[Dataset records]
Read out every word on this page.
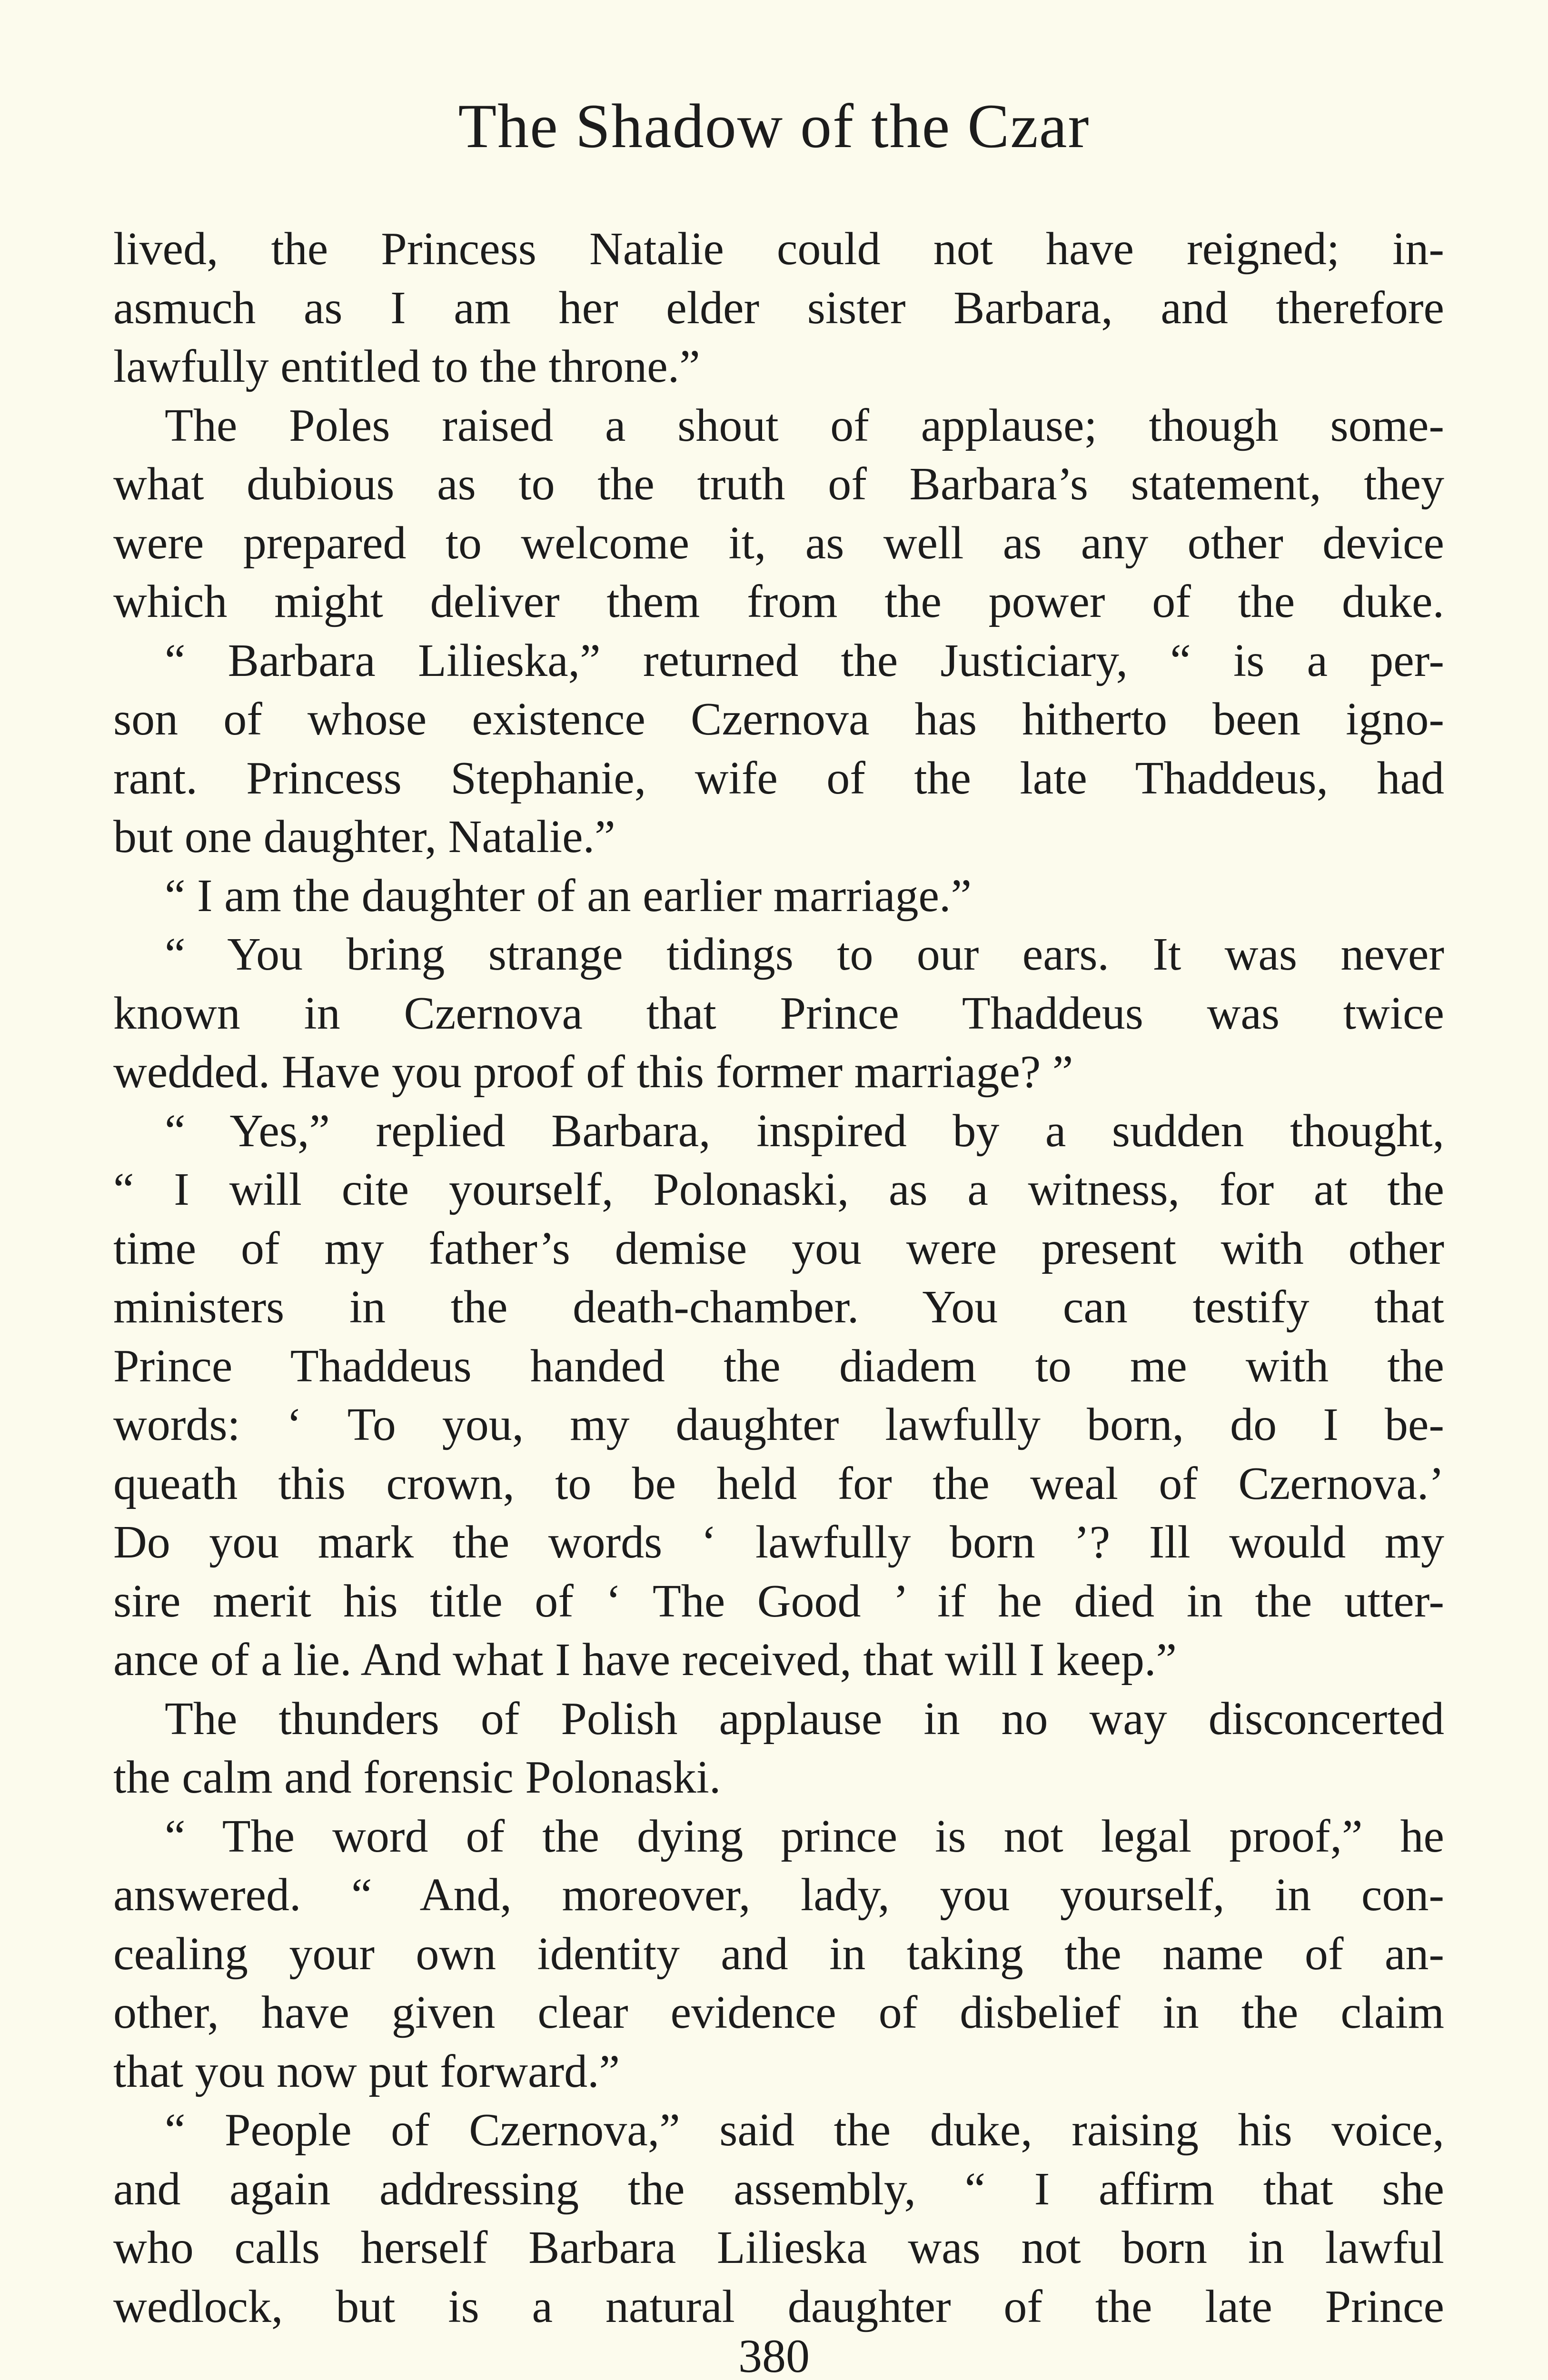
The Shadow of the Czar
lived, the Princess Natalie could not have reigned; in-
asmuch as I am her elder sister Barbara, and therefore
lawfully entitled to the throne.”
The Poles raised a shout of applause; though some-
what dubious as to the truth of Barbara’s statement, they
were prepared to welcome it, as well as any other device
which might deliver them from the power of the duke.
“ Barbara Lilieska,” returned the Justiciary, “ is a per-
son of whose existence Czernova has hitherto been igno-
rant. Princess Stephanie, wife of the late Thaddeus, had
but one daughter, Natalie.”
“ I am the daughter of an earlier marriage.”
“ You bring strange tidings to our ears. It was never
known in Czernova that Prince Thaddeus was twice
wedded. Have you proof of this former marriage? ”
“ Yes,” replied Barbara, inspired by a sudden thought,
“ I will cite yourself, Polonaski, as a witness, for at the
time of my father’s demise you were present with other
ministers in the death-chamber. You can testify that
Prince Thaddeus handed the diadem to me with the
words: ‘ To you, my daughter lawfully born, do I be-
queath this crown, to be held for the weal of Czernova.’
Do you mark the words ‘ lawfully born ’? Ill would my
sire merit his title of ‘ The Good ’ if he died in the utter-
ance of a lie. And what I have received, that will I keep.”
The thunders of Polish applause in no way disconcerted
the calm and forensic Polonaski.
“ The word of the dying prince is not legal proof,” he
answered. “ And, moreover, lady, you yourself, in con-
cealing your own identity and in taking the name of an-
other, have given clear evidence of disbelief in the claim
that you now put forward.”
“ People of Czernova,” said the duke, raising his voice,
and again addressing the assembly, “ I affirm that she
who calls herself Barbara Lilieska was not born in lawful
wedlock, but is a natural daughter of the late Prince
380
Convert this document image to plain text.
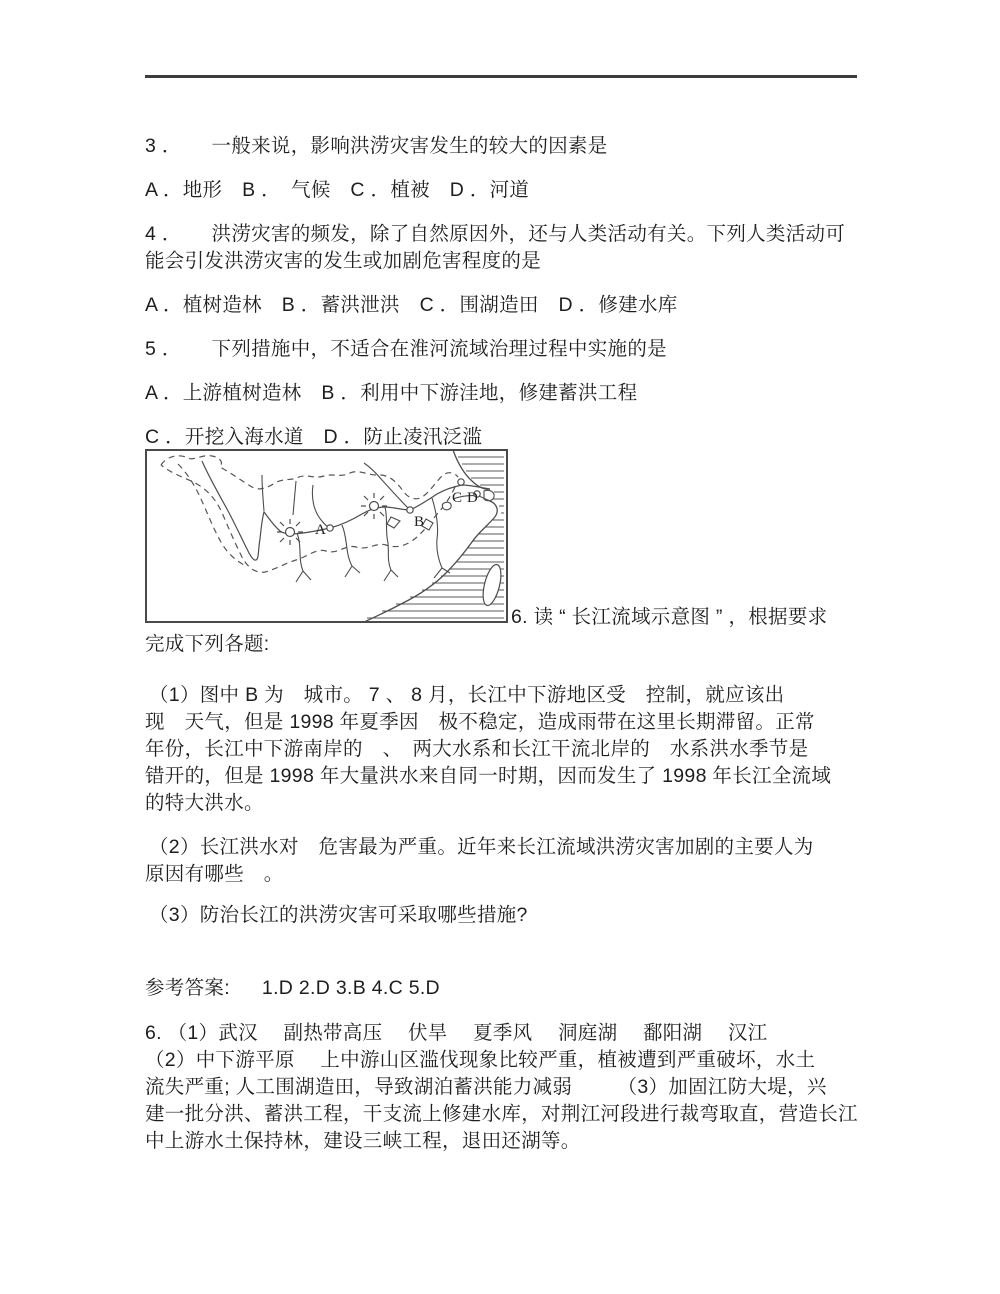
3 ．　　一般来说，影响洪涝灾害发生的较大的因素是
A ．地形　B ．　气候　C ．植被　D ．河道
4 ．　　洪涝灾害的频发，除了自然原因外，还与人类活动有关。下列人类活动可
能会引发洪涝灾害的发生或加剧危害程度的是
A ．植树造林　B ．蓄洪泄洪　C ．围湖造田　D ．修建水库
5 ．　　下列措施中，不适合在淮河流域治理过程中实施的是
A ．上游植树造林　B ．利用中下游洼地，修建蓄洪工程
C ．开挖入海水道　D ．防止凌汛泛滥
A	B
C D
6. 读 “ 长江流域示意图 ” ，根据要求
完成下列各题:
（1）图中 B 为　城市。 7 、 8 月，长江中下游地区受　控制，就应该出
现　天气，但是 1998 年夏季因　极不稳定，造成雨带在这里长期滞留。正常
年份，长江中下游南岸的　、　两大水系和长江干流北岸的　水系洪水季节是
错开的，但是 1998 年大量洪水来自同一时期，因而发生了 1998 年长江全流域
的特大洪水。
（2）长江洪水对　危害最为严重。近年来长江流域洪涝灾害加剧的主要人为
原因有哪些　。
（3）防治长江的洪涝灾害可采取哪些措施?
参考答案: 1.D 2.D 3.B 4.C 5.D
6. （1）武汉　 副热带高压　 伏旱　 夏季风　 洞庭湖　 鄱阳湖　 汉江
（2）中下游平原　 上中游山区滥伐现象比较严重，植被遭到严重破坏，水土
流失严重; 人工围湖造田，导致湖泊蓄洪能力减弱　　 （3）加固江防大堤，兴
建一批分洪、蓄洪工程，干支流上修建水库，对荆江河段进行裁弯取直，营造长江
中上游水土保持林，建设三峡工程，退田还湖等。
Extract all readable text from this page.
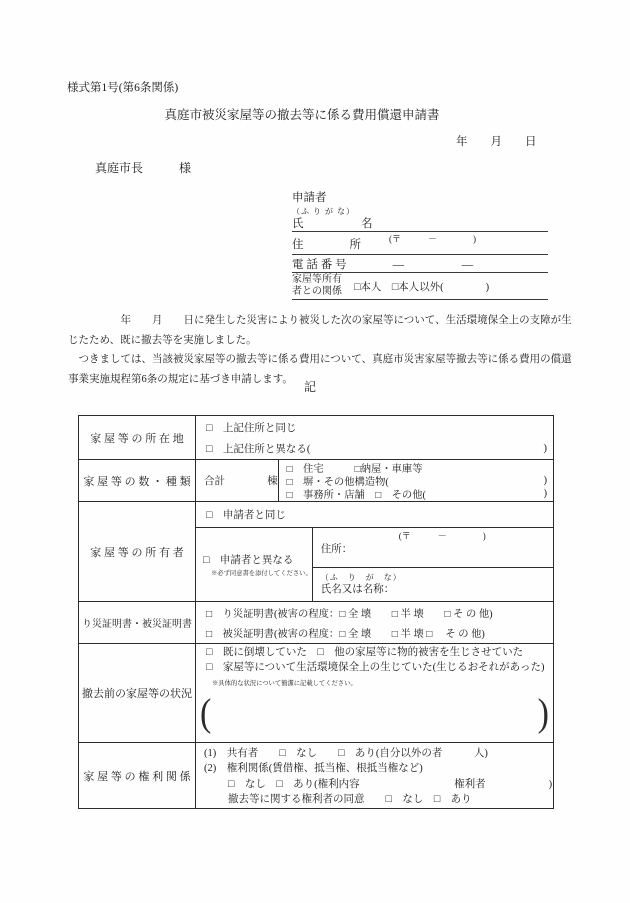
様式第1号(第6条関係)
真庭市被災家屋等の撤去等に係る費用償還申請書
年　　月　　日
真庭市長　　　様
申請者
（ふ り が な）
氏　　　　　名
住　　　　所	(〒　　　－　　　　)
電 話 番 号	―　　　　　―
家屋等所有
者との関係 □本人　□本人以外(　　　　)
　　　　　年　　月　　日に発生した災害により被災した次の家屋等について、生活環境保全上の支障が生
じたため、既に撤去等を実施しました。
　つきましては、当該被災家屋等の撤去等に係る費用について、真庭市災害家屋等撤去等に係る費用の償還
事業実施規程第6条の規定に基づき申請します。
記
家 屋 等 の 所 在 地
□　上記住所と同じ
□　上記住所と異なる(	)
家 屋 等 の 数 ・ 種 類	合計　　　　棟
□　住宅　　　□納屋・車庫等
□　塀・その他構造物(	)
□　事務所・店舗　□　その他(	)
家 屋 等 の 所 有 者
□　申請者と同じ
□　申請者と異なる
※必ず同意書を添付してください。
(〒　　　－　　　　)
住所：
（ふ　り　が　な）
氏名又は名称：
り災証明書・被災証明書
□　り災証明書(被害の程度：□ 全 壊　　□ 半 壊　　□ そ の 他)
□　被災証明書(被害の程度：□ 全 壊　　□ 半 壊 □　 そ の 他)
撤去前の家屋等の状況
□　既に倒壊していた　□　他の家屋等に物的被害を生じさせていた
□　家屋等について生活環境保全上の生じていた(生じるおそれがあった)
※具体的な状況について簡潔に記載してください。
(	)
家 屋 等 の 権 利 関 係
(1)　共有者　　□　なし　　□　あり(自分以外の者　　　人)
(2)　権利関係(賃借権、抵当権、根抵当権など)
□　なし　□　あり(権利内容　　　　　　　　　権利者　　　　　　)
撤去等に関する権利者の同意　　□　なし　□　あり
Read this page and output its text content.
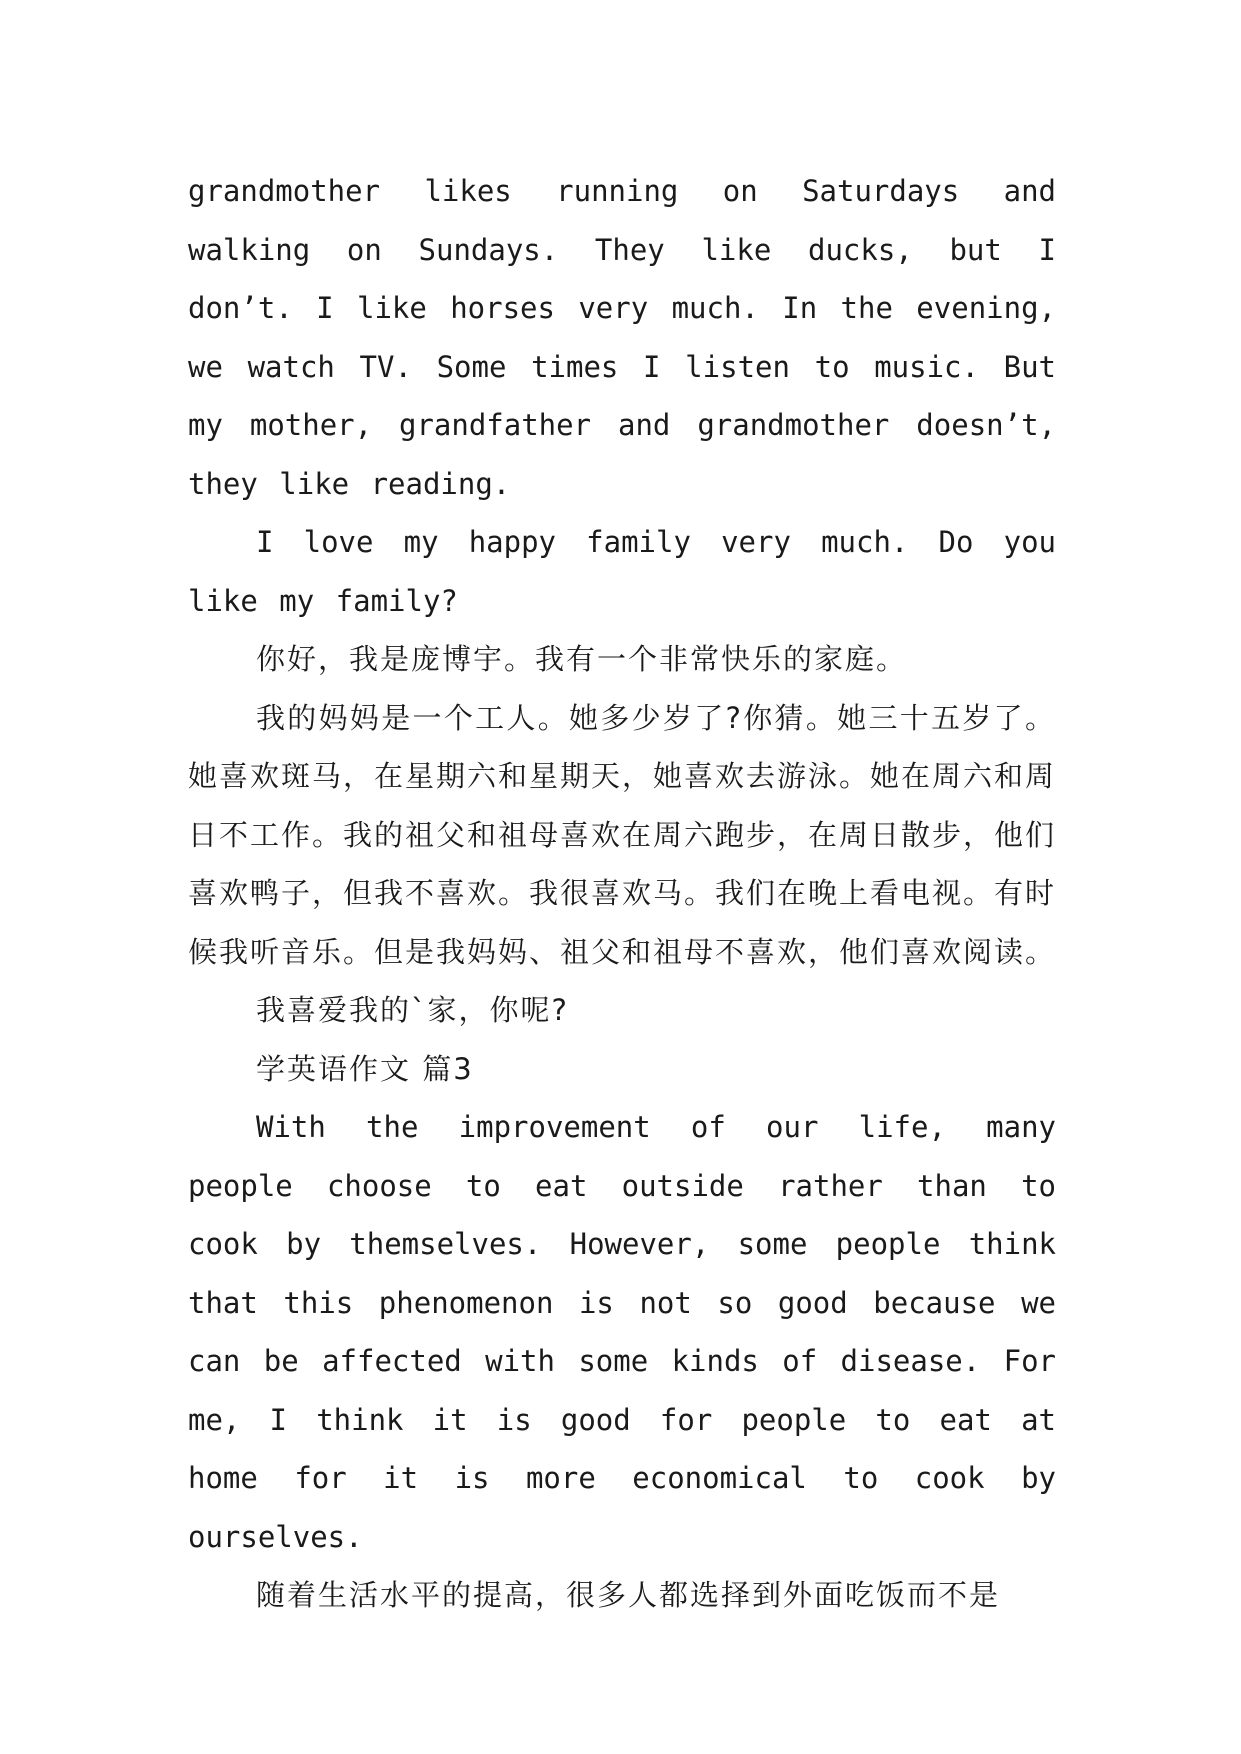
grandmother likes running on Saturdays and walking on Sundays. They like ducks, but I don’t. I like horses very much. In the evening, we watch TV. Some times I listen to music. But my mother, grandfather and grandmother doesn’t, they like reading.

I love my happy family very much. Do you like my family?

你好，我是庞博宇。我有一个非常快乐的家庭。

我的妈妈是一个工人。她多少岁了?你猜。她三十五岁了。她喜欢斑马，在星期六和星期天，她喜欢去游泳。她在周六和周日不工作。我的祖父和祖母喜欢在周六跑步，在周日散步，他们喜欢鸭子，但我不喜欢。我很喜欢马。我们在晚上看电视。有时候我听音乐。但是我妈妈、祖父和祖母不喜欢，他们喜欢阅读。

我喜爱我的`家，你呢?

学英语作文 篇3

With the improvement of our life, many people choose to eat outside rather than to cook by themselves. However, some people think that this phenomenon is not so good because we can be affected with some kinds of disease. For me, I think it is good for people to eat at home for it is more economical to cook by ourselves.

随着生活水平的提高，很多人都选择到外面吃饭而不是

» TASK TO CARRY OUT: The copy should hold exactly the lines from the line containing "Read this page and output its text content." through the end of the data, both ends included, and no pictures.

» RESULT OF THE EXERCISE:
Read this page and output its text content.
grandmother likes running on Saturdays and walking on Sundays. They like ducks, but I don’t. I like horses very much. In the evening, we watch TV. Some times I listen to music. But my mother, grandfather and grandmother doesn’t, they like reading.

I love my happy family very much. Do you like my family?

你好，我是庞博宇。我有一个非常快乐的家庭。

我的妈妈是一个工人。她多少岁了?你猜。她三十五岁了。她喜欢斑马，在星期六和星期天，她喜欢去游泳。她在周六和周日不工作。我的祖父和祖母喜欢在周六跑步，在周日散步，他们喜欢鸭子，但我不喜欢。我很喜欢马。我们在晚上看电视。有时候我听音乐。但是我妈妈、祖父和祖母不喜欢，他们喜欢阅读。

我喜爱我的`家，你呢?

学英语作文 篇3

With the improvement of our life, many people choose to eat outside rather than to cook by themselves. However, some people think that this phenomenon is not so good because we can be affected with some kinds of disease. For me, I think it is good for people to eat at home for it is more economical to cook by ourselves.

随着生活水平的提高，很多人都选择到外面吃饭而不是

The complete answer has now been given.